• _Work required_: Please repeat everything in the records from the line containing "svg-text:2: 2 bbox=[166, 127, 172, 139]" down to the line containing "wire: left box terminal 2", replacing "wire" with "connection" and leaving all else unchanged.

• _Items_:
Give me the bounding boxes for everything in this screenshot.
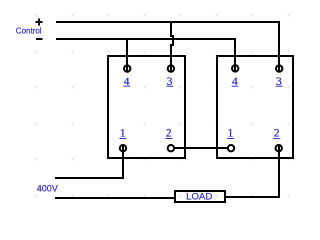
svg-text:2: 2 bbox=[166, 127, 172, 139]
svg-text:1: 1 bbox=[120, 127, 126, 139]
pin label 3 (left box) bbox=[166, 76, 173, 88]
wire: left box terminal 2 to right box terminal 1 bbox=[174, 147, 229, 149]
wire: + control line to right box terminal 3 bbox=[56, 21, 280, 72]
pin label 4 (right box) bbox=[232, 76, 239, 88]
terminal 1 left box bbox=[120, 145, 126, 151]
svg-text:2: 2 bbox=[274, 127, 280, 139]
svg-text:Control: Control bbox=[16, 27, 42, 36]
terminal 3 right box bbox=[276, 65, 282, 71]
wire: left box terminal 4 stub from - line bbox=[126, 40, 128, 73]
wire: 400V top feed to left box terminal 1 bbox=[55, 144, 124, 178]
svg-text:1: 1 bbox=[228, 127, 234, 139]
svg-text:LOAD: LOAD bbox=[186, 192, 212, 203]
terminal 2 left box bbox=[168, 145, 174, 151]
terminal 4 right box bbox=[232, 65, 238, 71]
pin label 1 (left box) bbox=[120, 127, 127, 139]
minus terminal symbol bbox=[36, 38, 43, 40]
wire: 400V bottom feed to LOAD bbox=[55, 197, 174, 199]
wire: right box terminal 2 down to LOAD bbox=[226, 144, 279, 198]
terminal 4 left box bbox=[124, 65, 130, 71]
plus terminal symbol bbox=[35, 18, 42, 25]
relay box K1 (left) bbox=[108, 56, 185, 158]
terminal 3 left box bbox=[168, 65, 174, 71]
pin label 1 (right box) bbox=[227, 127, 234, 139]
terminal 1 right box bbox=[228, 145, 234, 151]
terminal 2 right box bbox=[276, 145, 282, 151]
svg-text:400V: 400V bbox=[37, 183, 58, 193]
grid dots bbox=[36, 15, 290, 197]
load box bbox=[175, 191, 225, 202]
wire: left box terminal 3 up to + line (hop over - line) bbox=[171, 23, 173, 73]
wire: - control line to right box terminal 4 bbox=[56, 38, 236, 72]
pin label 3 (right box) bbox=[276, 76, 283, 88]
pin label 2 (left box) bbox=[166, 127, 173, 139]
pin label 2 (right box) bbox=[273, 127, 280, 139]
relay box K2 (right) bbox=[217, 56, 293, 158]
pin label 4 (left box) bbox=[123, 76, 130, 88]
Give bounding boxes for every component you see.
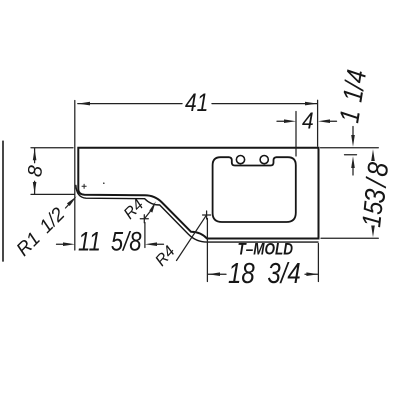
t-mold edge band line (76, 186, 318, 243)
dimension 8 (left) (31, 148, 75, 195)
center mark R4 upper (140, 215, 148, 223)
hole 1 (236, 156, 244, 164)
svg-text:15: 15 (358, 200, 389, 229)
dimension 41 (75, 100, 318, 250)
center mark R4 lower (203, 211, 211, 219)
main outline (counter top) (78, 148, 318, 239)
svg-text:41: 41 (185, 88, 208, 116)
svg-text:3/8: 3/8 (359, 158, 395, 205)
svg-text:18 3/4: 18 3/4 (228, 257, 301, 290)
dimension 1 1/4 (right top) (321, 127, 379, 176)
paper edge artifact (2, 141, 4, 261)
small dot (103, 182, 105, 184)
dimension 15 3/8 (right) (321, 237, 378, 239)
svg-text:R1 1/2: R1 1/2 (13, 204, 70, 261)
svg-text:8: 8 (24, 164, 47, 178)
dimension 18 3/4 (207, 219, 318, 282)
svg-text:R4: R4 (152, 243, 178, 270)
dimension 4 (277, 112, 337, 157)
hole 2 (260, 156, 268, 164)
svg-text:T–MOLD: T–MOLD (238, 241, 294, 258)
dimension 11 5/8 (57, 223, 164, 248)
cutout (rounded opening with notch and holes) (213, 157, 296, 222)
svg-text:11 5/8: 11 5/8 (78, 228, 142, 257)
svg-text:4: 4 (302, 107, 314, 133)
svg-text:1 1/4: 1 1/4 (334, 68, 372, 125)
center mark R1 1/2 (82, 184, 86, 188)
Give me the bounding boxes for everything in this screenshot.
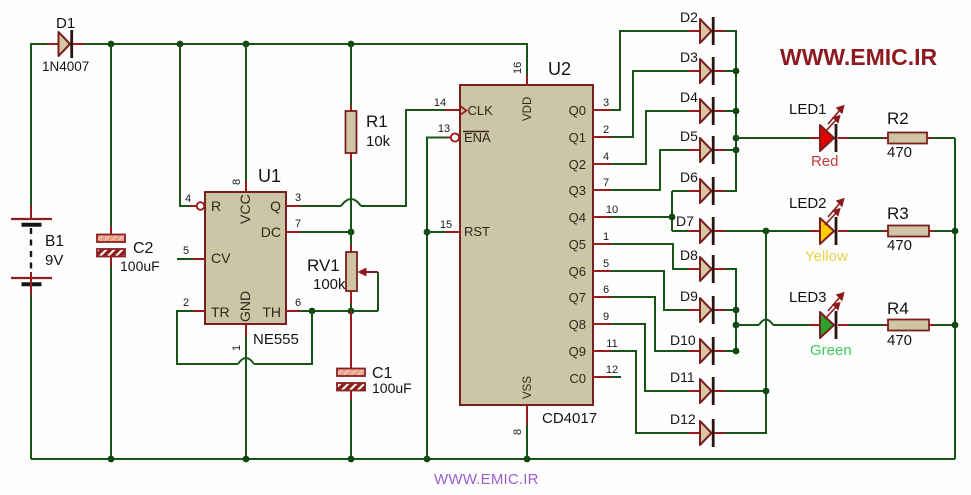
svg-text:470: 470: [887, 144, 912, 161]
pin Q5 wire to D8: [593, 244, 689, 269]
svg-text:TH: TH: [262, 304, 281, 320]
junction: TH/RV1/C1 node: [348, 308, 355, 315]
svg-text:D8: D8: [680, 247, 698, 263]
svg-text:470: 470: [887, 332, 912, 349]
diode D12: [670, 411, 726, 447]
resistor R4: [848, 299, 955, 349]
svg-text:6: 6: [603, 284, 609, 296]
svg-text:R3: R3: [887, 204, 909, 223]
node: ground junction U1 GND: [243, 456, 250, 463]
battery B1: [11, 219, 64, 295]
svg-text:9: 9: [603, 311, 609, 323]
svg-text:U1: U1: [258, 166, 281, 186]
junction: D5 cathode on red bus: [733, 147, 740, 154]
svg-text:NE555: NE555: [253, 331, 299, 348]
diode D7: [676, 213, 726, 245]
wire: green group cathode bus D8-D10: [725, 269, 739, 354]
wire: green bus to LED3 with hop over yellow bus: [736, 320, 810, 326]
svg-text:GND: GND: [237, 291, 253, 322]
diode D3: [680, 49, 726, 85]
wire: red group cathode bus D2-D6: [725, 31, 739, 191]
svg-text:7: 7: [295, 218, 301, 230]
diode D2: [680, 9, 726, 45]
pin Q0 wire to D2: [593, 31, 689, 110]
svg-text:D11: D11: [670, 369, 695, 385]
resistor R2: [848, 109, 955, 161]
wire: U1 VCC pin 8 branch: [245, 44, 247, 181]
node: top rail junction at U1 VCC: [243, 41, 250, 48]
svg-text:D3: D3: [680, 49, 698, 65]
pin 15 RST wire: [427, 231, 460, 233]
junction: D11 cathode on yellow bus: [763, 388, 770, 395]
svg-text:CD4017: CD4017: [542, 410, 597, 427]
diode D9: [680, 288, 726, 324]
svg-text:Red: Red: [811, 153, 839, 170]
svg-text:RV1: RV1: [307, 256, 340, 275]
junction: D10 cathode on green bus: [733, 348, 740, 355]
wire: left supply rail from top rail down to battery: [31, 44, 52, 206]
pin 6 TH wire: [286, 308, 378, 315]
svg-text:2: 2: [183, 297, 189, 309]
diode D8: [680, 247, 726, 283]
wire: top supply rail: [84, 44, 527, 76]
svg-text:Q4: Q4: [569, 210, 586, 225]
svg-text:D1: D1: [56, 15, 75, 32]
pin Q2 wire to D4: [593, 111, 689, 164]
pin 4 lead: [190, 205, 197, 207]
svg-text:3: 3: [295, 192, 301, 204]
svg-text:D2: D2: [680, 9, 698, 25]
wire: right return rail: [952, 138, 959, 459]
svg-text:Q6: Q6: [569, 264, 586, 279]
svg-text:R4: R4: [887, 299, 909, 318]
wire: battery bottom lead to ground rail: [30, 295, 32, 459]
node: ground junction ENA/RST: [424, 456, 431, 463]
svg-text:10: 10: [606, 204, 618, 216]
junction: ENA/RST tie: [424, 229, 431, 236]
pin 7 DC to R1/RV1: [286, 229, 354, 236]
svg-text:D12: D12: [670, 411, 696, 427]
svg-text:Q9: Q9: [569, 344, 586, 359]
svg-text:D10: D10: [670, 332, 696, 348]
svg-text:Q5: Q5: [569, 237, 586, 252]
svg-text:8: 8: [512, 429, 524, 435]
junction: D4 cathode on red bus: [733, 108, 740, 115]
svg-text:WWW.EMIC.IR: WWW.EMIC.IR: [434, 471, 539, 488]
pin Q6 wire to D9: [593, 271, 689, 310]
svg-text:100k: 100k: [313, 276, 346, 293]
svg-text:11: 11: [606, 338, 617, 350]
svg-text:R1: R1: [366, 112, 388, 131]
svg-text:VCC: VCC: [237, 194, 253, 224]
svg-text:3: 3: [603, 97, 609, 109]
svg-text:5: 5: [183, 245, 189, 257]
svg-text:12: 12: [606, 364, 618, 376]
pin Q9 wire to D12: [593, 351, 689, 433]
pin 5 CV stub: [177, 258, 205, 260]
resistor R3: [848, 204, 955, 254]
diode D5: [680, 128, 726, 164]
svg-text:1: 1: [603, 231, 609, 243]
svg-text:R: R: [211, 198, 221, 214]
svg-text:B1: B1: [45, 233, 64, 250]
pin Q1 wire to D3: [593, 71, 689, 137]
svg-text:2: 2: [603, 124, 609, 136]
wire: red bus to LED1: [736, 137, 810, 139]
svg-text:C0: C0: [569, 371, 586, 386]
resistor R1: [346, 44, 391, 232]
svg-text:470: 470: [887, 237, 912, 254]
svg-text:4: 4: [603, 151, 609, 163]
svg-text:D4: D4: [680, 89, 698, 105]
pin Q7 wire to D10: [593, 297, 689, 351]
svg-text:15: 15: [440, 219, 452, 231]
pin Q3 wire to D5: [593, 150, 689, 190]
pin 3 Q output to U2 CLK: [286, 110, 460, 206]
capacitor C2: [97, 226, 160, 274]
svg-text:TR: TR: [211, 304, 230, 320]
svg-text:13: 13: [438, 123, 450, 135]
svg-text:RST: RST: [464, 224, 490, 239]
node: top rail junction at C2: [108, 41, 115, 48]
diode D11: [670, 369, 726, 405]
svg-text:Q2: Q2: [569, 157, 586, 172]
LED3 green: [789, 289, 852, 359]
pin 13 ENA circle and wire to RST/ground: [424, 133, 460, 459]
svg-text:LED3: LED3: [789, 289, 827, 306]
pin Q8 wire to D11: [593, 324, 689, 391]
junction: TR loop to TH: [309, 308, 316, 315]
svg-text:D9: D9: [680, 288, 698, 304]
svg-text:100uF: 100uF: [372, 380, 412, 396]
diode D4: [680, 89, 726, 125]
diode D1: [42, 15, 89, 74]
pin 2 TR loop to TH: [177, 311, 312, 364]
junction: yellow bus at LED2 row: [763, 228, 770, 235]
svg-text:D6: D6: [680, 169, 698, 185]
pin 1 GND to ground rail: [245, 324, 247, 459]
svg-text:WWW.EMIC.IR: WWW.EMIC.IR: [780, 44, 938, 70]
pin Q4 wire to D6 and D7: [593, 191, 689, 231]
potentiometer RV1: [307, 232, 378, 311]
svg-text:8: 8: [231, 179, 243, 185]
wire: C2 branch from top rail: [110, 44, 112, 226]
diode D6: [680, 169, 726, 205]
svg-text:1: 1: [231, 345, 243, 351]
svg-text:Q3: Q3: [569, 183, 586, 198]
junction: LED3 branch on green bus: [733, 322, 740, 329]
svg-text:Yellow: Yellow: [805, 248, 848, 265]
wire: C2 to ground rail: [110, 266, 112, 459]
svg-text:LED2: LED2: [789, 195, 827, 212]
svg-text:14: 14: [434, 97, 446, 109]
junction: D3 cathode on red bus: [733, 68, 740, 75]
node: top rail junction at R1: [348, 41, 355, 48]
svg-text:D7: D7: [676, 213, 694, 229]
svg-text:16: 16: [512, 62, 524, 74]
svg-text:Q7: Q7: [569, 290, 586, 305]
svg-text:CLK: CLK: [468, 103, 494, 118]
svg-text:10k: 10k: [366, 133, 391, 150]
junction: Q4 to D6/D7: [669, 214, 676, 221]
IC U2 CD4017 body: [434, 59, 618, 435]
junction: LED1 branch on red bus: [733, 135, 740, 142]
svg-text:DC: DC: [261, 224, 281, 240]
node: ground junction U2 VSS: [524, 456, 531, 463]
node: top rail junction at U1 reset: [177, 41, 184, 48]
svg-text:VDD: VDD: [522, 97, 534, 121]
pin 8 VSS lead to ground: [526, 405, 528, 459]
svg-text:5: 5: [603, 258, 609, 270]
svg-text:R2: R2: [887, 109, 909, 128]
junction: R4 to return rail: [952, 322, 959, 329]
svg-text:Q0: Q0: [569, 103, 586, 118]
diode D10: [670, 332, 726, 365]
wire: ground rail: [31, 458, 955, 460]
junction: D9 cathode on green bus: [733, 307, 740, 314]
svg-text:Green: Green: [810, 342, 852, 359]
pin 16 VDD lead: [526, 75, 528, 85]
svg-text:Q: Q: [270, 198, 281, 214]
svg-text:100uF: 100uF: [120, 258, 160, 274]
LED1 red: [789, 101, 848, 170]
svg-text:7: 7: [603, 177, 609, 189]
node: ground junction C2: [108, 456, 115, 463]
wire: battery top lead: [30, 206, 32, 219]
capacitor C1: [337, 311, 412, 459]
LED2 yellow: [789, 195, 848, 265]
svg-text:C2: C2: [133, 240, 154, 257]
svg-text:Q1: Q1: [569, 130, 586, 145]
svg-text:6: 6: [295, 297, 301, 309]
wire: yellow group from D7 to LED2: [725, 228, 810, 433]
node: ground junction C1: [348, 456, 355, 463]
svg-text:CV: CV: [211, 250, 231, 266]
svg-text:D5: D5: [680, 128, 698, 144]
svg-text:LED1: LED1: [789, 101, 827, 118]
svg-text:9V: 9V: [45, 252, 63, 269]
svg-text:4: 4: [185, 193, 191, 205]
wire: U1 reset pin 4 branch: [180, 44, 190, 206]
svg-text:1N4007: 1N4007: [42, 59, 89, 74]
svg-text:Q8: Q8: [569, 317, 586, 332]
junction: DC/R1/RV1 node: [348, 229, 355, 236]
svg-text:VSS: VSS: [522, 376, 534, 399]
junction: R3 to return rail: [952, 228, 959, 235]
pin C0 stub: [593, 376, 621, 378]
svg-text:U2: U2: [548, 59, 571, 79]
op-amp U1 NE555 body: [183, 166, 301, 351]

• _Final result_:
svg-text:2: 2 bbox=[166, 127, 172, 139]
svg-text:1: 1 bbox=[120, 127, 126, 139]
pin label 3 (left box) bbox=[166, 76, 173, 88]
connection: left box terminal 2 to right box terminal 1 bbox=[174, 147, 229, 149]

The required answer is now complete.